• DO THIS: Tell how many lines have the string "than" in them, and write nothing besides the number.

• RECORDED DATA:

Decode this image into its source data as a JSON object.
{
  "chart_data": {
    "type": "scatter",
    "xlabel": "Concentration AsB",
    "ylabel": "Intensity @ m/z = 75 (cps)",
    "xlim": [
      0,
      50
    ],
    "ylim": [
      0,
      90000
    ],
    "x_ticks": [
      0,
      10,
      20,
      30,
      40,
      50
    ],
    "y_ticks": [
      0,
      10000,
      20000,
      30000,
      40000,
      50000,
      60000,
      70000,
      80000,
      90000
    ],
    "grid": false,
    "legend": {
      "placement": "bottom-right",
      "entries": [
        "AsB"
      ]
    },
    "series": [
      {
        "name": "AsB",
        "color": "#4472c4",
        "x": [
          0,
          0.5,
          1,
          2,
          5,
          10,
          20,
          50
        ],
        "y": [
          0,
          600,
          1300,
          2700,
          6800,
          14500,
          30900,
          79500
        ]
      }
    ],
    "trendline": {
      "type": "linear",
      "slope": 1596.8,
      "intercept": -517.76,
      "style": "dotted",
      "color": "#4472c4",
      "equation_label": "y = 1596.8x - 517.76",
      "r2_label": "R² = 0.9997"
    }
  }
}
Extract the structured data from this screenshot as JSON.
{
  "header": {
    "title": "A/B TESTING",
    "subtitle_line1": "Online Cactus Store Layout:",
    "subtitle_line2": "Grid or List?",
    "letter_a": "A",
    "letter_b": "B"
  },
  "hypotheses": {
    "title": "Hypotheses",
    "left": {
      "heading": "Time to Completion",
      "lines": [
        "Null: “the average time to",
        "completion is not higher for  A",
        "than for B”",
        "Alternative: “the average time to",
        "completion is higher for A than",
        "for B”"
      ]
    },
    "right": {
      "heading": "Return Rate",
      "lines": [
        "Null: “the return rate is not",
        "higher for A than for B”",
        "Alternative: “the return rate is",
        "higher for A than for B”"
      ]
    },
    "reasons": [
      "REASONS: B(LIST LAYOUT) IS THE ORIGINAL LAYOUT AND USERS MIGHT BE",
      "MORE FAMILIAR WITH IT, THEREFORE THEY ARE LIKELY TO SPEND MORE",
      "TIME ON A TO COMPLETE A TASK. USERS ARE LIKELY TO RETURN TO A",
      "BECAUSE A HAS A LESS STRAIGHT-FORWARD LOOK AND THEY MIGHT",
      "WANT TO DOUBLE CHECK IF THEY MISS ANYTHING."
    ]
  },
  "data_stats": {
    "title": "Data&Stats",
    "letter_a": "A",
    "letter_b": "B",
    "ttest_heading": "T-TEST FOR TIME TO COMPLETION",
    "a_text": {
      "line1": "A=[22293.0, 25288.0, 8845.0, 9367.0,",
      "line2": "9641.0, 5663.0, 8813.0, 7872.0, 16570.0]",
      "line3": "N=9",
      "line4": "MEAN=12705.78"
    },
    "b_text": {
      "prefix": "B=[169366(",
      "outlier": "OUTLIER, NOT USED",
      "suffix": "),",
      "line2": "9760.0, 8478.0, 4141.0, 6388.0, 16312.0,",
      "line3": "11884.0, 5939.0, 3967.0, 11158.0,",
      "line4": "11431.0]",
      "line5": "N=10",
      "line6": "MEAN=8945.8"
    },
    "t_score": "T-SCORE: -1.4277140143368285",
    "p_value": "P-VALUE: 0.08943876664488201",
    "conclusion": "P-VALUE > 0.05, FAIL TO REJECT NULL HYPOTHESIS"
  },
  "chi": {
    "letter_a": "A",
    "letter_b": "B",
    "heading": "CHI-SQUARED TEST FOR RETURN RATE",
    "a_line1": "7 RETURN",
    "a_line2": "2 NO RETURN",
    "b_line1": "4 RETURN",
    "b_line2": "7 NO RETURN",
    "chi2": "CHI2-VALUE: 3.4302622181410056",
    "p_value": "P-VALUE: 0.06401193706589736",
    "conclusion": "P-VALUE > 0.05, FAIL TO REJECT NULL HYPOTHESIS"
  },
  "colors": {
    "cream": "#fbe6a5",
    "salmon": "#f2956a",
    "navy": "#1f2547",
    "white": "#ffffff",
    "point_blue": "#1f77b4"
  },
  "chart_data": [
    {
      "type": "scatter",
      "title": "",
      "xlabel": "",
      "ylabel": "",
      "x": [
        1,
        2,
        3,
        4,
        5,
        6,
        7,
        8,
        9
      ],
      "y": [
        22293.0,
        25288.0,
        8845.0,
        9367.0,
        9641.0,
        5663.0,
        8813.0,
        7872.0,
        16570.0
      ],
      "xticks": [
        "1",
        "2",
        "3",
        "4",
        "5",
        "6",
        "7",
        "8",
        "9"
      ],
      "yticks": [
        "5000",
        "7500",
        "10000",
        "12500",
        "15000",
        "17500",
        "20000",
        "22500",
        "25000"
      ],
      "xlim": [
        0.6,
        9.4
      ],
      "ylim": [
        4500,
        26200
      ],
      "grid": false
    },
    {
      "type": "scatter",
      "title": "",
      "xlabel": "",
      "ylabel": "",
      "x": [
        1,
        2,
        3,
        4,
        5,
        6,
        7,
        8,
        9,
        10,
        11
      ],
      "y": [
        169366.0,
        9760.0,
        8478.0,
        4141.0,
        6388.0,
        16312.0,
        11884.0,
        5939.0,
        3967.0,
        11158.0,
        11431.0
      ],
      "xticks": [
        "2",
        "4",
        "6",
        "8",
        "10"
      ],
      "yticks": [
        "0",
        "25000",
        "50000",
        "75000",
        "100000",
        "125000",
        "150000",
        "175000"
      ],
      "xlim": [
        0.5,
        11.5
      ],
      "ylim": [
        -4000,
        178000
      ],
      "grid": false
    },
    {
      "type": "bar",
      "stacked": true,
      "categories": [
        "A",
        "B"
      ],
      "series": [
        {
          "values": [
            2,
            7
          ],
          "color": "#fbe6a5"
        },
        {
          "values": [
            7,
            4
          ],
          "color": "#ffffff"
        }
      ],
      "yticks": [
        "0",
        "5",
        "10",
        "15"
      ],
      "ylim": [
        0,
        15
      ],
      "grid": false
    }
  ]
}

• SOLUTION FOR THIS EXERCISE: 4